» **Directive**: Repeat every line below exactly as it reads.

#### Input material ####

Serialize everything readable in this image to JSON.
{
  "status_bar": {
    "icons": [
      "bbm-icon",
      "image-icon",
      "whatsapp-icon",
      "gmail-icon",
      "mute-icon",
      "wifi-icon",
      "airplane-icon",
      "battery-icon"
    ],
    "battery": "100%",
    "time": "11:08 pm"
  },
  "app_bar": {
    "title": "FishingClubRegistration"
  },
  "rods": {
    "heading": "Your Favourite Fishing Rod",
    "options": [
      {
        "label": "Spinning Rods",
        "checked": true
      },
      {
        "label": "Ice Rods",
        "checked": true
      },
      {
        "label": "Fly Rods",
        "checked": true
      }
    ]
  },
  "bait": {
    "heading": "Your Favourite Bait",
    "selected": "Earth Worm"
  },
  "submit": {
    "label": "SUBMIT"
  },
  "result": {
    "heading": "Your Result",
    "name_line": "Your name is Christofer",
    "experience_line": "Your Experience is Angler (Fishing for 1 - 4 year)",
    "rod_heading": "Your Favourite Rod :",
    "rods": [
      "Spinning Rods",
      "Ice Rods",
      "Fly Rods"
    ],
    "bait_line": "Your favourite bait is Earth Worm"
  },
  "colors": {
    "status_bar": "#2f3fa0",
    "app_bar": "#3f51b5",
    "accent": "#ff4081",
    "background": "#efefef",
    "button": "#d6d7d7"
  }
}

####

» **Output of the exercise**:
Serialize everything readable in this image to JSON.
{
  "status_bar": {
    "icons": [
      "bbm-icon",
      "image-icon",
      "whatsapp-icon",
      "gmail-icon",
      "mute-icon",
      "wifi-icon",
      "airplane-icon",
      "battery-icon"
    ],
    "battery": "100%",
    "time": "11:08 pm"
  },
  "app_bar": {
    "title": "FishingClubRegistration"
  },
  "rods": {
    "heading": "Your Favourite Fishing Rod",
    "options": [
      {
        "label": "Spinning Rods",
        "checked": true
      },
      {
        "label": "Ice Rods",
        "checked": true
      },
      {
        "label": "Fly Rods",
        "checked": true
      }
    ]
  },
  "bait": {
    "heading": "Your Favourite Bait",
    "selected": "Earth Worm"
  },
  "submit": {
    "label": "SUBMIT"
  },
  "result": {
    "heading": "Your Result",
    "name_line": "Your name is Christofer",
    "experience_line": "Your Experience is Angler (Fishing for 1 - 4 year)",
    "rod_heading": "Your Favourite Rod :",
    "rods": [
      "Spinning Rods",
      "Ice Rods",
      "Fly Rods"
    ],
    "bait_line": "Your favourite bait is Earth Worm"
  },
  "colors": {
    "status_bar": "#2f3fa0",
    "app_bar": "#3f51b5",
    "accent": "#ff4081",
    "background": "#efefef",
    "button": "#d6d7d7"
  }
}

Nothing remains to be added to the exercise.